Task goal: Take the entries that follow and write them out again, word for word.

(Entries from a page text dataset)
»»

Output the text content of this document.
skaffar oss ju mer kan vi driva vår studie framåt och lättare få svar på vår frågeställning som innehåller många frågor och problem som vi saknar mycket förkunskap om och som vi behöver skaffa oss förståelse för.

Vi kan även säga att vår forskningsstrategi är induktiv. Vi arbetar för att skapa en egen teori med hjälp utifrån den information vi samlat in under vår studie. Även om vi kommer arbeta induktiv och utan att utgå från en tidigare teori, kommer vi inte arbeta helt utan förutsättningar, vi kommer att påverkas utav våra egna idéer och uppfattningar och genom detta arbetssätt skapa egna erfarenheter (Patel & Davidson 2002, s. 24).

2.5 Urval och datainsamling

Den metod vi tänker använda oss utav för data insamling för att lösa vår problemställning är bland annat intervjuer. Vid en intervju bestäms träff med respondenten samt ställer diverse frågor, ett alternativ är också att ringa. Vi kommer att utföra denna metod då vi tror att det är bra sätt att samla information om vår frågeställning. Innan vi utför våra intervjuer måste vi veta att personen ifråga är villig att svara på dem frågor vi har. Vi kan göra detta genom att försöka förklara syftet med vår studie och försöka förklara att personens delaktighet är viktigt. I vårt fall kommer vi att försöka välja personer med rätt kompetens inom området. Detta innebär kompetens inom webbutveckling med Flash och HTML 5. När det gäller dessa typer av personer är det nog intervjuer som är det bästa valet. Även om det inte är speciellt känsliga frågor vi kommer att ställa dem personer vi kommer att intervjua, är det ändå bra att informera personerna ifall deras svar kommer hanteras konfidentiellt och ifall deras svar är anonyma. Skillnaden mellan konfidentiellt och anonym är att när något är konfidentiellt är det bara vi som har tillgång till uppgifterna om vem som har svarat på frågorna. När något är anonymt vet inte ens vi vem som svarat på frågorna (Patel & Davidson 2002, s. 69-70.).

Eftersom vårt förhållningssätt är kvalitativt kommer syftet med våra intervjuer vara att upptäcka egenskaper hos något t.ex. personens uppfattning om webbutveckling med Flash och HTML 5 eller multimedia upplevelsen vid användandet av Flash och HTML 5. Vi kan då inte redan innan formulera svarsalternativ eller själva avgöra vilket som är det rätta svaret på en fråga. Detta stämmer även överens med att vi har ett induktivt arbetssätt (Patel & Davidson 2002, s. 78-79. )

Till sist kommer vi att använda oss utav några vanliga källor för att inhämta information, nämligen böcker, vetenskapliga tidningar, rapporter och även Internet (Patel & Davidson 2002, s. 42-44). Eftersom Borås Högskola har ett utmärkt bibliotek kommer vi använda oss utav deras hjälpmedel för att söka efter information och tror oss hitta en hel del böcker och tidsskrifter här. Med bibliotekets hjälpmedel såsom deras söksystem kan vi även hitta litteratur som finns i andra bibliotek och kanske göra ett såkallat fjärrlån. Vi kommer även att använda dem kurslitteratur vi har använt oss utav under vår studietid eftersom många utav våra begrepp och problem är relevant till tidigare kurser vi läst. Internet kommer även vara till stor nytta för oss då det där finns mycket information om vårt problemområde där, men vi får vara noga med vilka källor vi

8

««

Expected answer:
Output the text content of this document.
skaffar oss ju mer kan vi driva vår studie framåt och lättare få svar på vår frågeställning som innehåller många frågor och problem som vi saknar mycket förkunskap om och som vi behöver skaffa oss förståelse för.

Vi kan även säga att vår forskningsstrategi är induktiv. Vi arbetar för att skapa en egen teori med hjälp utifrån den information vi samlat in under vår studie. Även om vi kommer arbeta induktiv och utan att utgå från en tidigare teori, kommer vi inte arbeta helt utan förutsättningar, vi kommer att påverkas utav våra egna idéer och uppfattningar och genom detta arbetssätt skapa egna erfarenheter (Patel & Davidson 2002, s. 24).

2.5 Urval och datainsamling

Den metod vi tänker använda oss utav för data insamling för att lösa vår problemställning är bland annat intervjuer. Vid en intervju bestäms träff med respondenten samt ställer diverse frågor, ett alternativ är också att ringa. Vi kommer att utföra denna metod då vi tror att det är bra sätt att samla information om vår frågeställning. Innan vi utför våra intervjuer måste vi veta att personen ifråga är villig att svara på dem frågor vi har. Vi kan göra detta genom att försöka förklara syftet med vår studie och försöka förklara att personens delaktighet är viktigt. I vårt fall kommer vi att försöka välja personer med rätt kompetens inom området. Detta innebär kompetens inom webbutveckling med Flash och HTML 5. När det gäller dessa typer av personer är det nog intervjuer som är det bästa valet. Även om det inte är speciellt känsliga frågor vi kommer att ställa dem personer vi kommer att intervjua, är det ändå bra att informera personerna ifall deras svar kommer hanteras konfidentiellt och ifall deras svar är anonyma. Skillnaden mellan konfidentiellt och anonym är att när något är konfidentiellt är det bara vi som har tillgång till uppgifterna om vem som har svarat på frågorna. När något är anonymt vet inte ens vi vem som svarat på frågorna (Patel & Davidson 2002, s. 69-70.).

Eftersom vårt förhållningssätt är kvalitativt kommer syftet med våra intervjuer vara att upptäcka egenskaper hos något t.ex. personens uppfattning om webbutveckling med Flash och HTML 5 eller multimedia upplevelsen vid användandet av Flash och HTML 5. Vi kan då inte redan innan formulera svarsalternativ eller själva avgöra vilket som är det rätta svaret på en fråga. Detta stämmer även överens med att vi har ett induktivt arbetssätt (Patel & Davidson 2002, s. 78-79. )

Till sist kommer vi att använda oss utav några vanliga källor för att inhämta information, nämligen böcker, vetenskapliga tidningar, rapporter och även Internet (Patel & Davidson 2002, s. 42-44). Eftersom Borås Högskola har ett utmärkt bibliotek kommer vi använda oss utav deras hjälpmedel för att söka efter information och tror oss hitta en hel del böcker och tidsskrifter här. Med bibliotekets hjälpmedel såsom deras söksystem kan vi även hitta litteratur som finns i andra bibliotek och kanske göra ett såkallat fjärrlån. Vi kommer även att använda dem kurslitteratur vi har använt oss utav under vår studietid eftersom många utav våra begrepp och problem är relevant till tidigare kurser vi läst. Internet kommer även vara till stor nytta för oss då det där finns mycket information om vårt problemområde där, men vi får vara noga med vilka källor vi

8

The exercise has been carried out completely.